#### Data records
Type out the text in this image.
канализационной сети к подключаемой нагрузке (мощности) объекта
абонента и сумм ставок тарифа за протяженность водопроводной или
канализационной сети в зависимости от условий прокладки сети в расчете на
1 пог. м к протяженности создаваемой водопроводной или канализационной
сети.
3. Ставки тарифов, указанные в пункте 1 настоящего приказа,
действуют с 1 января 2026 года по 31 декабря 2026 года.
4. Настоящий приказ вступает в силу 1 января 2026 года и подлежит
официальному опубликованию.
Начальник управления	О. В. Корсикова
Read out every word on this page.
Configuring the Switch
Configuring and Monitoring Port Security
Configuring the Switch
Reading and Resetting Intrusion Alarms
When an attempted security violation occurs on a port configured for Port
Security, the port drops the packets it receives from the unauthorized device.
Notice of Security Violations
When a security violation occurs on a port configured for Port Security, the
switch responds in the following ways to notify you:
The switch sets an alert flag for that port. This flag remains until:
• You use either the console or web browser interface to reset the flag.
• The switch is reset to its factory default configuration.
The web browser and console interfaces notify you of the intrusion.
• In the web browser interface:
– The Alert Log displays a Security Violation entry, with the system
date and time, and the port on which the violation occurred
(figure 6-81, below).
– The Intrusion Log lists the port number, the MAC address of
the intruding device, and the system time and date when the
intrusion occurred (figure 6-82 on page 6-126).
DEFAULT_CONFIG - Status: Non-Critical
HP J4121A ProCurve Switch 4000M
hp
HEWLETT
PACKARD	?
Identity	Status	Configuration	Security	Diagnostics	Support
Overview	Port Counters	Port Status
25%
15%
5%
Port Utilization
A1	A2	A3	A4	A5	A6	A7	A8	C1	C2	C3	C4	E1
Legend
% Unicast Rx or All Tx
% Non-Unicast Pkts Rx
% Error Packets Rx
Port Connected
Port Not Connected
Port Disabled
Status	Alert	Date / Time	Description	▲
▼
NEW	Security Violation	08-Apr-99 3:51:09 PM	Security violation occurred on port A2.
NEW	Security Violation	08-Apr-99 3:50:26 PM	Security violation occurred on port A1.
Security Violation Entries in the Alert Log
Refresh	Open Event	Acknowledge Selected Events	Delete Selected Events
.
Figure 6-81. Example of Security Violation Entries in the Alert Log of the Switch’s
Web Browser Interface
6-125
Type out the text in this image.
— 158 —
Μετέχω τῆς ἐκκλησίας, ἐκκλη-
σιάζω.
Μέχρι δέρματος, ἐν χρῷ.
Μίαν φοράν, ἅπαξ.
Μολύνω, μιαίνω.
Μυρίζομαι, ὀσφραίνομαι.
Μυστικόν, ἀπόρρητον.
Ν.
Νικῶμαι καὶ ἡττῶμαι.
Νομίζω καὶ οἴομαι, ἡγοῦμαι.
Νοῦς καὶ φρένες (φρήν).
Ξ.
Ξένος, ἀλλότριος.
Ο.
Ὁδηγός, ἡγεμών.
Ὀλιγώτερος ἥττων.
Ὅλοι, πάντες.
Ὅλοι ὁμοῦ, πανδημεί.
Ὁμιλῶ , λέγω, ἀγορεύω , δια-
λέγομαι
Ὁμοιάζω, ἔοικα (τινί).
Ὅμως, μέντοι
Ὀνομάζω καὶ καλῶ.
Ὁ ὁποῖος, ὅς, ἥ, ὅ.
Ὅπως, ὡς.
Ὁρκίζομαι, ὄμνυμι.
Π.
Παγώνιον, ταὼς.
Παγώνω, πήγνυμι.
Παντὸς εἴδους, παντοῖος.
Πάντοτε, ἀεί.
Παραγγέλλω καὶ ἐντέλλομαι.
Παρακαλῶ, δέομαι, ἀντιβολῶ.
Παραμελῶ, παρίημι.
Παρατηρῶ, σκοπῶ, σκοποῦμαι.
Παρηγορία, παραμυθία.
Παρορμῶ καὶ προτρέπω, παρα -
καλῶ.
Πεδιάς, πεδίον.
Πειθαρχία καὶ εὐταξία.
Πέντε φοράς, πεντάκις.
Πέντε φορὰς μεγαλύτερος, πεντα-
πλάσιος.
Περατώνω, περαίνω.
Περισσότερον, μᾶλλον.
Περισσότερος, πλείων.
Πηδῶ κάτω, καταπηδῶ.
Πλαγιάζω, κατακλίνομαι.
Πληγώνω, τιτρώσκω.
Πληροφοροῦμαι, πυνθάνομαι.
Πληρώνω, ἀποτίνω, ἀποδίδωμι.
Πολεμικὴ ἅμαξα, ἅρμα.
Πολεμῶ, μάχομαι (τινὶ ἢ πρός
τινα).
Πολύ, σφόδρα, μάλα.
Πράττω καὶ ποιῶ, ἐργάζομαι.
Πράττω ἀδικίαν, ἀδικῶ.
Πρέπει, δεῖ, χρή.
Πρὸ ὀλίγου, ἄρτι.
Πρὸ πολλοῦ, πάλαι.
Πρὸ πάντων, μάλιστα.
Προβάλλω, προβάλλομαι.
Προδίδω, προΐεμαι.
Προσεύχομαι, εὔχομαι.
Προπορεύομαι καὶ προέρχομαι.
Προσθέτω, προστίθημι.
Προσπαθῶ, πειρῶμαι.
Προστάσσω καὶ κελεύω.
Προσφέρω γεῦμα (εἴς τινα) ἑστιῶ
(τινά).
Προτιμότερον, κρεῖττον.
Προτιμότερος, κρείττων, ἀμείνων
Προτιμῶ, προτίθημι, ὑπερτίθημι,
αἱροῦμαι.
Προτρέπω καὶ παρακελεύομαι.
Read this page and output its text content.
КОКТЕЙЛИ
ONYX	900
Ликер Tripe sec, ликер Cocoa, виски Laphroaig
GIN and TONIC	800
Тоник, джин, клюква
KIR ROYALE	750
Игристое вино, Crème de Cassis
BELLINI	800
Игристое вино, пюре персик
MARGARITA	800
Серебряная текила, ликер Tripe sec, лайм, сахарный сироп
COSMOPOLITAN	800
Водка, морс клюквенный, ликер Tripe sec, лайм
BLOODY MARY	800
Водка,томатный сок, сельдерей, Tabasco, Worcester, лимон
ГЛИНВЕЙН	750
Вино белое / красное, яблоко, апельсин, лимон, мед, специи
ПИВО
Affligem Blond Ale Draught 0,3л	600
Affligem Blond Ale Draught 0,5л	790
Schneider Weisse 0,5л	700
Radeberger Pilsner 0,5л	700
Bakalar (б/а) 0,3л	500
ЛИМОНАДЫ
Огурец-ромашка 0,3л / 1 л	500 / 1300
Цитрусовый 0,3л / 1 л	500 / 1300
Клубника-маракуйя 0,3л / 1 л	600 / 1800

#### STATED EXERCISE
Give the entries again in full, exactly as they are written.

#### EXERCISE SOLUTION
Type out the text in this image.
канализационной сети к подключаемой нагрузке (мощности) объекта
абонента и сумм ставок тарифа за протяженность водопроводной или
канализационной сети в зависимости от условий прокладки сети в расчете на
1 пог. м к протяженности создаваемой водопроводной или канализационной
сети.
3. Ставки тарифов, указанные в пункте 1 настоящего приказа,
действуют с 1 января 2026 года по 31 декабря 2026 года.
4. Настоящий приказ вступает в силу 1 января 2026 года и подлежит
официальному опубликованию.
Начальник управления	О. В. Корсикова
Read out every word on this page.
Configuring the Switch
Configuring and Monitoring Port Security
Configuring the Switch
Reading and Resetting Intrusion Alarms
When an attempted security violation occurs on a port configured for Port
Security, the port drops the packets it receives from the unauthorized device.
Notice of Security Violations
When a security violation occurs on a port configured for Port Security, the
switch responds in the following ways to notify you:
The switch sets an alert flag for that port. This flag remains until:
• You use either the console or web browser interface to reset the flag.
• The switch is reset to its factory default configuration.
The web browser and console interfaces notify you of the intrusion.
• In the web browser interface:
– The Alert Log displays a Security Violation entry, with the system
date and time, and the port on which the violation occurred
(figure 6-81, below).
– The Intrusion Log lists the port number, the MAC address of
the intruding device, and the system time and date when the
intrusion occurred (figure 6-82 on page 6-126).
DEFAULT_CONFIG - Status: Non-Critical
HP J4121A ProCurve Switch 4000M
hp
HEWLETT
PACKARD	?
Identity	Status	Configuration	Security	Diagnostics	Support
Overview	Port Counters	Port Status
25%
15%
5%
Port Utilization
A1	A2	A3	A4	A5	A6	A7	A8	C1	C2	C3	C4	E1
Legend
% Unicast Rx or All Tx
% Non-Unicast Pkts Rx
% Error Packets Rx
Port Connected
Port Not Connected
Port Disabled
Status	Alert	Date / Time	Description	▲
▼
NEW	Security Violation	08-Apr-99 3:51:09 PM	Security violation occurred on port A2.
NEW	Security Violation	08-Apr-99 3:50:26 PM	Security violation occurred on port A1.
Security Violation Entries in the Alert Log
Refresh	Open Event	Acknowledge Selected Events	Delete Selected Events
.
Figure 6-81. Example of Security Violation Entries in the Alert Log of the Switch’s
Web Browser Interface
6-125
Type out the text in this image.
— 158 —
Μετέχω τῆς ἐκκλησίας, ἐκκλη-
σιάζω.
Μέχρι δέρματος, ἐν χρῷ.
Μίαν φοράν, ἅπαξ.
Μολύνω, μιαίνω.
Μυρίζομαι, ὀσφραίνομαι.
Μυστικόν, ἀπόρρητον.
Ν.
Νικῶμαι καὶ ἡττῶμαι.
Νομίζω καὶ οἴομαι, ἡγοῦμαι.
Νοῦς καὶ φρένες (φρήν).
Ξ.
Ξένος, ἀλλότριος.
Ο.
Ὁδηγός, ἡγεμών.
Ὀλιγώτερος ἥττων.
Ὅλοι, πάντες.
Ὅλοι ὁμοῦ, πανδημεί.
Ὁμιλῶ , λέγω, ἀγορεύω , δια-
λέγομαι
Ὁμοιάζω, ἔοικα (τινί).
Ὅμως, μέντοι
Ὀνομάζω καὶ καλῶ.
Ὁ ὁποῖος, ὅς, ἥ, ὅ.
Ὅπως, ὡς.
Ὁρκίζομαι, ὄμνυμι.
Π.
Παγώνιον, ταὼς.
Παγώνω, πήγνυμι.
Παντὸς εἴδους, παντοῖος.
Πάντοτε, ἀεί.
Παραγγέλλω καὶ ἐντέλλομαι.
Παρακαλῶ, δέομαι, ἀντιβολῶ.
Παραμελῶ, παρίημι.
Παρατηρῶ, σκοπῶ, σκοποῦμαι.
Παρηγορία, παραμυθία.
Παρορμῶ καὶ προτρέπω, παρα -
καλῶ.
Πεδιάς, πεδίον.
Πειθαρχία καὶ εὐταξία.
Πέντε φοράς, πεντάκις.
Πέντε φορὰς μεγαλύτερος, πεντα-
πλάσιος.
Περατώνω, περαίνω.
Περισσότερον, μᾶλλον.
Περισσότερος, πλείων.
Πηδῶ κάτω, καταπηδῶ.
Πλαγιάζω, κατακλίνομαι.
Πληγώνω, τιτρώσκω.
Πληροφοροῦμαι, πυνθάνομαι.
Πληρώνω, ἀποτίνω, ἀποδίδωμι.
Πολεμικὴ ἅμαξα, ἅρμα.
Πολεμῶ, μάχομαι (τινὶ ἢ πρός
τινα).
Πολύ, σφόδρα, μάλα.
Πράττω καὶ ποιῶ, ἐργάζομαι.
Πράττω ἀδικίαν, ἀδικῶ.
Πρέπει, δεῖ, χρή.
Πρὸ ὀλίγου, ἄρτι.
Πρὸ πολλοῦ, πάλαι.
Πρὸ πάντων, μάλιστα.
Προβάλλω, προβάλλομαι.
Προδίδω, προΐεμαι.
Προσεύχομαι, εὔχομαι.
Προπορεύομαι καὶ προέρχομαι.
Προσθέτω, προστίθημι.
Προσπαθῶ, πειρῶμαι.
Προστάσσω καὶ κελεύω.
Προσφέρω γεῦμα (εἴς τινα) ἑστιῶ
(τινά).
Προτιμότερον, κρεῖττον.
Προτιμότερος, κρείττων, ἀμείνων
Προτιμῶ, προτίθημι, ὑπερτίθημι,
αἱροῦμαι.
Προτρέπω καὶ παρακελεύομαι.
Read this page and output its text content.
КОКТЕЙЛИ
ONYX	900
Ликер Tripe sec, ликер Cocoa, виски Laphroaig
GIN and TONIC	800
Тоник, джин, клюква
KIR ROYALE	750
Игристое вино, Crème de Cassis
BELLINI	800
Игристое вино, пюре персик
MARGARITA	800
Серебряная текила, ликер Tripe sec, лайм, сахарный сироп
COSMOPOLITAN	800
Водка, морс клюквенный, ликер Tripe sec, лайм
BLOODY MARY	800
Водка,томатный сок, сельдерей, Tabasco, Worcester, лимон
ГЛИНВЕЙН	750
Вино белое / красное, яблоко, апельсин, лимон, мед, специи
ПИВО
Affligem Blond Ale Draught 0,3л	600
Affligem Blond Ale Draught 0,5л	790
Schneider Weisse 0,5л	700
Radeberger Pilsner 0,5л	700
Bakalar (б/а) 0,3л	500
ЛИМОНАДЫ
Огурец-ромашка 0,3л / 1 л	500 / 1300
Цитрусовый 0,3л / 1 л	500 / 1300
Клубника-маракуйя 0,3л / 1 л	600 / 1800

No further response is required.